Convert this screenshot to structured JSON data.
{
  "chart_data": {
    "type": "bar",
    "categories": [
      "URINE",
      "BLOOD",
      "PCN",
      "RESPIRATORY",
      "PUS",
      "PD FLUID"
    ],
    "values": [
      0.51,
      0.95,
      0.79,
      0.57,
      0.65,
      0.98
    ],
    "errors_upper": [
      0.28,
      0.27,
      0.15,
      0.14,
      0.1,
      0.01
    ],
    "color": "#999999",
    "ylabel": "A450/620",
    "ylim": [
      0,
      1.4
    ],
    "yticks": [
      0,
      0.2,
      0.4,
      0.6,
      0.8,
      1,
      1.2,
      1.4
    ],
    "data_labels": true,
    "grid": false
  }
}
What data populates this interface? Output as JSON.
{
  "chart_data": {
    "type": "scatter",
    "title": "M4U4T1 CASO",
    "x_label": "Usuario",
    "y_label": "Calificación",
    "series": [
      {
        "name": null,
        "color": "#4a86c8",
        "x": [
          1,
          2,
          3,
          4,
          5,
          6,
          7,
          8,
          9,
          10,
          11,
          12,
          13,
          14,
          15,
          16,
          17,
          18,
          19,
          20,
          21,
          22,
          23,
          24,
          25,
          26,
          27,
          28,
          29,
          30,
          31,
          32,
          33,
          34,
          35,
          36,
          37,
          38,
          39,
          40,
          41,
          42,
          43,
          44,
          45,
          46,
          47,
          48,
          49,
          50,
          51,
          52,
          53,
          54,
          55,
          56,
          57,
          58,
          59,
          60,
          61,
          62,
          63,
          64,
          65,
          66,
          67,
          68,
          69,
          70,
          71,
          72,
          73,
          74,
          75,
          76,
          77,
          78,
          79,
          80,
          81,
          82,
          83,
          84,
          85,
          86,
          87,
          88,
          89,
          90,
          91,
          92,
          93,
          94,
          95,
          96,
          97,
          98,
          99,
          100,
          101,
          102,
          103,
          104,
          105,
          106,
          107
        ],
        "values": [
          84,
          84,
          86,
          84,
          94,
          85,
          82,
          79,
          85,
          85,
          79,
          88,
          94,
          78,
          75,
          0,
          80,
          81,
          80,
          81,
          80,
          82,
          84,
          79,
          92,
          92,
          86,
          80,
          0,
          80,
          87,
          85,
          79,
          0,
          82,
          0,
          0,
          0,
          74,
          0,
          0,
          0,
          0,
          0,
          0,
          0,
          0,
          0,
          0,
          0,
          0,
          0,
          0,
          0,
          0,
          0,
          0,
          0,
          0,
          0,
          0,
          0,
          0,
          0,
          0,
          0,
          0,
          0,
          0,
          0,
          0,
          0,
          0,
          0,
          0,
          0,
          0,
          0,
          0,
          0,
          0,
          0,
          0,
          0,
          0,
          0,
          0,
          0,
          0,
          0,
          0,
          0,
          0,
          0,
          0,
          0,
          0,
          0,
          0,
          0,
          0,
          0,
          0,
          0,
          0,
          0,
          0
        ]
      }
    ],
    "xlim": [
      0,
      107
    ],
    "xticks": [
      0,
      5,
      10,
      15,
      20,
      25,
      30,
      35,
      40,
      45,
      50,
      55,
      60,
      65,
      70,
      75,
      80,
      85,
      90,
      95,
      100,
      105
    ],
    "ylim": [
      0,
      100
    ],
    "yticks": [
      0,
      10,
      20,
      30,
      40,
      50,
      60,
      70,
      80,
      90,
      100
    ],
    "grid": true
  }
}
────────
Work to complete: Using the data above, output each line exactly.

Answer to this exercise:
Convert this screenshot to structured JSON data.
{
  "chart_data": {
    "type": "bar",
    "categories": [
      "URINE",
      "BLOOD",
      "PCN",
      "RESPIRATORY",
      "PUS",
      "PD FLUID"
    ],
    "values": [
      0.51,
      0.95,
      0.79,
      0.57,
      0.65,
      0.98
    ],
    "errors_upper": [
      0.28,
      0.27,
      0.15,
      0.14,
      0.1,
      0.01
    ],
    "color": "#999999",
    "ylabel": "A450/620",
    "ylim": [
      0,
      1.4
    ],
    "yticks": [
      0,
      0.2,
      0.4,
      0.6,
      0.8,
      1,
      1.2,
      1.4
    ],
    "data_labels": true,
    "grid": false
  }
}
What data populates this interface? Output as JSON.
{
  "chart_data": {
    "type": "scatter",
    "title": "M4U4T1 CASO",
    "x_label": "Usuario",
    "y_label": "Calificación",
    "series": [
      {
        "name": null,
        "color": "#4a86c8",
        "x": [
          1,
          2,
          3,
          4,
          5,
          6,
          7,
          8,
          9,
          10,
          11,
          12,
          13,
          14,
          15,
          16,
          17,
          18,
          19,
          20,
          21,
          22,
          23,
          24,
          25,
          26,
          27,
          28,
          29,
          30,
          31,
          32,
          33,
          34,
          35,
          36,
          37,
          38,
          39,
          40,
          41,
          42,
          43,
          44,
          45,
          46,
          47,
          48,
          49,
          50,
          51,
          52,
          53,
          54,
          55,
          56,
          57,
          58,
          59,
          60,
          61,
          62,
          63,
          64,
          65,
          66,
          67,
          68,
          69,
          70,
          71,
          72,
          73,
          74,
          75,
          76,
          77,
          78,
          79,
          80,
          81,
          82,
          83,
          84,
          85,
          86,
          87,
          88,
          89,
          90,
          91,
          92,
          93,
          94,
          95,
          96,
          97,
          98,
          99,
          100,
          101,
          102,
          103,
          104,
          105,
          106,
          107
        ],
        "values": [
          84,
          84,
          86,
          84,
          94,
          85,
          82,
          79,
          85,
          85,
          79,
          88,
          94,
          78,
          75,
          0,
          80,
          81,
          80,
          81,
          80,
          82,
          84,
          79,
          92,
          92,
          86,
          80,
          0,
          80,
          87,
          85,
          79,
          0,
          82,
          0,
          0,
          0,
          74,
          0,
          0,
          0,
          0,
          0,
          0,
          0,
          0,
          0,
          0,
          0,
          0,
          0,
          0,
          0,
          0,
          0,
          0,
          0,
          0,
          0,
          0,
          0,
          0,
          0,
          0,
          0,
          0,
          0,
          0,
          0,
          0,
          0,
          0,
          0,
          0,
          0,
          0,
          0,
          0,
          0,
          0,
          0,
          0,
          0,
          0,
          0,
          0,
          0,
          0,
          0,
          0,
          0,
          0,
          0,
          0,
          0,
          0,
          0,
          0,
          0,
          0,
          0,
          0,
          0,
          0,
          0,
          0
        ]
      }
    ],
    "xlim": [
      0,
      107
    ],
    "xticks": [
      0,
      5,
      10,
      15,
      20,
      25,
      30,
      35,
      40,
      45,
      50,
      55,
      60,
      65,
      70,
      75,
      80,
      85,
      90,
      95,
      100,
      105
    ],
    "ylim": [
      0,
      100
    ],
    "yticks": [
      0,
      10,
      20,
      30,
      40,
      50,
      60,
      70,
      80,
      90,
      100
    ],
    "grid": true
  }
}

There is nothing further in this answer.